The request: Please work out how many lines in the material contain "Vida" and give only that figure.

::::

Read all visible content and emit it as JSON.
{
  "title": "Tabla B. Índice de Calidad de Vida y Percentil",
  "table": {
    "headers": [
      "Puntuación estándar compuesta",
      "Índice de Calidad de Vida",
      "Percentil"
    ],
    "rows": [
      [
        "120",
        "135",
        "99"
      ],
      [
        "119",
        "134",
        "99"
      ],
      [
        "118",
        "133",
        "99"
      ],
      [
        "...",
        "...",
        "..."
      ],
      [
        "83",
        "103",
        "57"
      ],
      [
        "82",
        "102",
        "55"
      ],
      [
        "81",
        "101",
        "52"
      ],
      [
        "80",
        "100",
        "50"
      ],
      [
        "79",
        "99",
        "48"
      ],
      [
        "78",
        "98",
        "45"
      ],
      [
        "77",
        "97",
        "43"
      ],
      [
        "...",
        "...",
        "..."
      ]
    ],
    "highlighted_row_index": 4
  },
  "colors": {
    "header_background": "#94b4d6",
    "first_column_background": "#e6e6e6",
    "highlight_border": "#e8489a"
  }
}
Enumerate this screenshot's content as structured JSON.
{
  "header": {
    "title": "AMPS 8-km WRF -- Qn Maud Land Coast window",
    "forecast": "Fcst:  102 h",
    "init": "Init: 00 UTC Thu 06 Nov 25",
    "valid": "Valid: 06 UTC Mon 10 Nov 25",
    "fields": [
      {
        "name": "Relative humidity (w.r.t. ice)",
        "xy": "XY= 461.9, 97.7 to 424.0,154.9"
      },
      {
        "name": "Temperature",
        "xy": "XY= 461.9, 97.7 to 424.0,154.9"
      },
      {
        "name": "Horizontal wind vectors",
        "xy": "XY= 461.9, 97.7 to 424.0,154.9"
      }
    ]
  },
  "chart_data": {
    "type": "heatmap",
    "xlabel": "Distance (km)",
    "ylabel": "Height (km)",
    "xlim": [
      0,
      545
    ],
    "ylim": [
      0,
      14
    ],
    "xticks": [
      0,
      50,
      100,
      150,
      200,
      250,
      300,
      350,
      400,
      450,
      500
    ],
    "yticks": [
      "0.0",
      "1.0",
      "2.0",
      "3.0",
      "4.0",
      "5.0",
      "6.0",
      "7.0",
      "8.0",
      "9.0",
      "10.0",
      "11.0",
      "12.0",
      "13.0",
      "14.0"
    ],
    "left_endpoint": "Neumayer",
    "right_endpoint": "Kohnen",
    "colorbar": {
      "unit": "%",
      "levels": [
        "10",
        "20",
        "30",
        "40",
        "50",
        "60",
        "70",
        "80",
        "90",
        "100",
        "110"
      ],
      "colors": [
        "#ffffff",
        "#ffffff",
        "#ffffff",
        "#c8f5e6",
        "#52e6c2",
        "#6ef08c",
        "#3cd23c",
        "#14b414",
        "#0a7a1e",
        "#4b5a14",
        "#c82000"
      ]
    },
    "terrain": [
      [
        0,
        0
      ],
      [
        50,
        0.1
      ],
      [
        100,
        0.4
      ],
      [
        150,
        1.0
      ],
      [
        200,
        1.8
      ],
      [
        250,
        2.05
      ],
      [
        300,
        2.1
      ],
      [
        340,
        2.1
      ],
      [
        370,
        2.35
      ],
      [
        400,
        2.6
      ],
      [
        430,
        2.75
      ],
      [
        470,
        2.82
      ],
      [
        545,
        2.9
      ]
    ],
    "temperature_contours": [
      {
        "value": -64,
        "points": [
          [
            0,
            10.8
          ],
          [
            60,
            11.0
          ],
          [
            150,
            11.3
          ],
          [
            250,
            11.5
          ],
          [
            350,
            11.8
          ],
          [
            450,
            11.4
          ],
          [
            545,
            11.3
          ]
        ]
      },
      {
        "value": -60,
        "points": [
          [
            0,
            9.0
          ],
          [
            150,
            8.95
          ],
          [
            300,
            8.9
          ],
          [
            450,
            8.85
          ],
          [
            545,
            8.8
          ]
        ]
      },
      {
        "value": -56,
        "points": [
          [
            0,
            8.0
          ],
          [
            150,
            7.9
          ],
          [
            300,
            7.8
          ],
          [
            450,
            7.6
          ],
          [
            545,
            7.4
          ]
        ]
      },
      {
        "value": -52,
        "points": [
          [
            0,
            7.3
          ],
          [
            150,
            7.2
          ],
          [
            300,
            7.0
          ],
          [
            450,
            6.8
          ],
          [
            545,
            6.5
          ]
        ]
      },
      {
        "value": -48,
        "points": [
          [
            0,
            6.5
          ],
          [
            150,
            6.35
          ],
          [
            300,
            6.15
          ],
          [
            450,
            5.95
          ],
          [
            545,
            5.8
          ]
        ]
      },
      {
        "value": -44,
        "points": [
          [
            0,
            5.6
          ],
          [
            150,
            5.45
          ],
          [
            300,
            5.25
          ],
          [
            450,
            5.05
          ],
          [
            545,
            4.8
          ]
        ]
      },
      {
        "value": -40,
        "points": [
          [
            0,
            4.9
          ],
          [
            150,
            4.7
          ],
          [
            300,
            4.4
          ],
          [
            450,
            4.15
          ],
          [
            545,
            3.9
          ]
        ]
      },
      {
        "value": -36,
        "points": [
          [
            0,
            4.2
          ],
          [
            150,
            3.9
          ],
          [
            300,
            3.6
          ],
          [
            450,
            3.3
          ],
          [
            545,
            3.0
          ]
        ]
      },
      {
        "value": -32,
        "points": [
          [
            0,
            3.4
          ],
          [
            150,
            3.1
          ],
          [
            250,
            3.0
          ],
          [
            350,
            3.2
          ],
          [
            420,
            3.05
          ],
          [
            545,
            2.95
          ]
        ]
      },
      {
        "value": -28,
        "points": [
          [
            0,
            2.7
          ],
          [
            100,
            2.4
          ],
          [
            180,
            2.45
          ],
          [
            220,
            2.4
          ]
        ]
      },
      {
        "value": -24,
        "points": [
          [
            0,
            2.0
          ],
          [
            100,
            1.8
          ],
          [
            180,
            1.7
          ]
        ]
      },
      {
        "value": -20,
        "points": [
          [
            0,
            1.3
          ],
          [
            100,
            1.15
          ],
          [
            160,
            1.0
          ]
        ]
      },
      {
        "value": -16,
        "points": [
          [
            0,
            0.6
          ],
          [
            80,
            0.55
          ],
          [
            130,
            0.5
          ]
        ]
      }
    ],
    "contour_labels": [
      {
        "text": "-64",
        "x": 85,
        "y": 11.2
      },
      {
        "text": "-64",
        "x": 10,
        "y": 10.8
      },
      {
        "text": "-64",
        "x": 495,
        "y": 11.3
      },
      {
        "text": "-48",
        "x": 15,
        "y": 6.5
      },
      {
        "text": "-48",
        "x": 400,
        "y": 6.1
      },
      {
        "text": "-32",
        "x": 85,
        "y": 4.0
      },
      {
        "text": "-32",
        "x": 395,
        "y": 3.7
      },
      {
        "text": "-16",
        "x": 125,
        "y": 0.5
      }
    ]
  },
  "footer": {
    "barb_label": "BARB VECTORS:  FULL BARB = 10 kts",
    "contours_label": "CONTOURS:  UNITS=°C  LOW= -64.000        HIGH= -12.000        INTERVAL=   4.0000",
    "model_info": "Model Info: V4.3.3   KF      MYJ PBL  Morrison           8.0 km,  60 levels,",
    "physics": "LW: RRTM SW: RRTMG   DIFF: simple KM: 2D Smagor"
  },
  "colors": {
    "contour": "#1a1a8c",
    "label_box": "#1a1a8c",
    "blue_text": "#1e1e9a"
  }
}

::::

The reply: 2